> [WHAT IS ASKED] Wherever the word "было" appears in the entries, copy the whole line.

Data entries

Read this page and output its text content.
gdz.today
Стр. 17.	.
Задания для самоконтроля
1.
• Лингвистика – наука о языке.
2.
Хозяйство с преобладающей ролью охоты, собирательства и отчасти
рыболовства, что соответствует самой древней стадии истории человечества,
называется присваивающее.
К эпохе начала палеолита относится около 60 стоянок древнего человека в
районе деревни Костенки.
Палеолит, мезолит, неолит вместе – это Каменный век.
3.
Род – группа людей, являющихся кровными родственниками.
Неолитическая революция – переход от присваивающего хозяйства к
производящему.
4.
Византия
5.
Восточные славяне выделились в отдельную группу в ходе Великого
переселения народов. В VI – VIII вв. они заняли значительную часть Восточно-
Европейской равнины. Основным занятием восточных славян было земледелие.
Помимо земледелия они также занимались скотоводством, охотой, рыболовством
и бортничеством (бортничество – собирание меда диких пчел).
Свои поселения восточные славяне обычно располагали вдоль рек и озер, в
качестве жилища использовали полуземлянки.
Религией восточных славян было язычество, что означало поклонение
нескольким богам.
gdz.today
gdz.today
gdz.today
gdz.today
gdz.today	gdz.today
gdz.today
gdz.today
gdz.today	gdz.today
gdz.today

> [THE RESULT]
Европейской равнины. Основным занятием восточных славян было земледелие.
Религией восточных славян было язычество, что означало поклонение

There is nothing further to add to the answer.